Entries taken from a collection

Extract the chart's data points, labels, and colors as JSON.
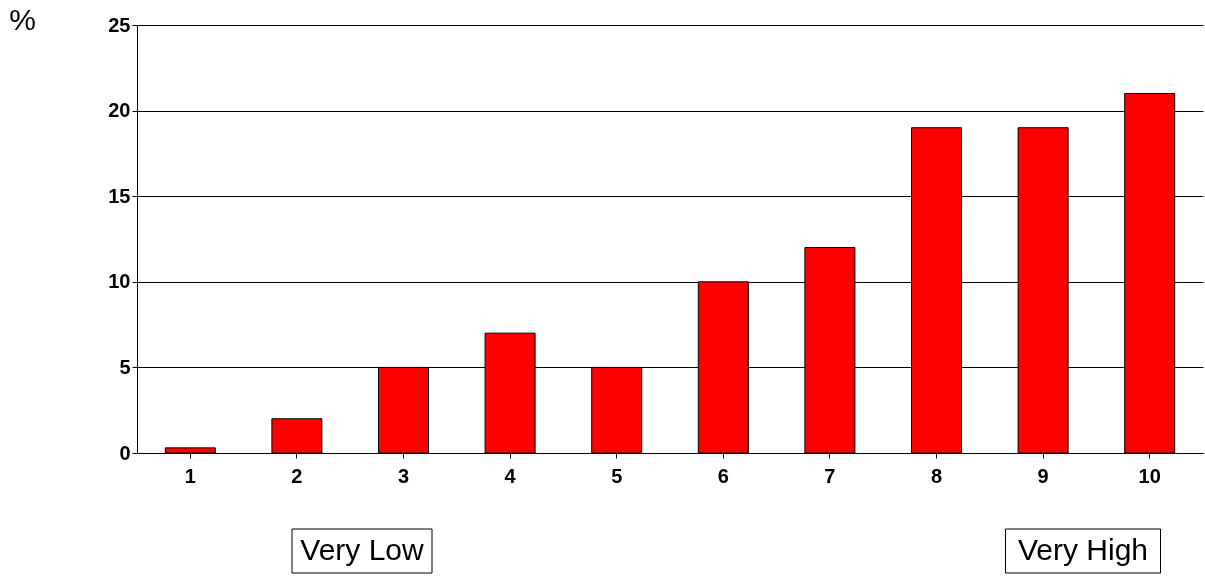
{
  "chart_data": {
    "type": "bar",
    "ylabel": "%",
    "categories": [
      "1",
      "2",
      "3",
      "4",
      "5",
      "6",
      "7",
      "8",
      "9",
      "10"
    ],
    "values": [
      0.3,
      2,
      5,
      7,
      5,
      10,
      12,
      19,
      19,
      21
    ],
    "color": "#ff0000",
    "ylim": [
      0,
      25
    ],
    "yticks": [
      0,
      5,
      10,
      15,
      20,
      25
    ],
    "grid": "y",
    "annotations": [
      "Very Low",
      "Very High"
    ]
  }
}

Goal: Transcribe the full listing character for character. Pictures are excluded.

Task answer:
Extract the chart's data points, labels, and colors as JSON.
{
  "chart_data": {
    "type": "bar",
    "ylabel": "%",
    "categories": [
      "1",
      "2",
      "3",
      "4",
      "5",
      "6",
      "7",
      "8",
      "9",
      "10"
    ],
    "values": [
      0.3,
      2,
      5,
      7,
      5,
      10,
      12,
      19,
      19,
      21
    ],
    "color": "#ff0000",
    "ylim": [
      0,
      25
    ],
    "yticks": [
      0,
      5,
      10,
      15,
      20,
      25
    ],
    "grid": "y",
    "annotations": [
      "Very Low",
      "Very High"
    ]
  }
}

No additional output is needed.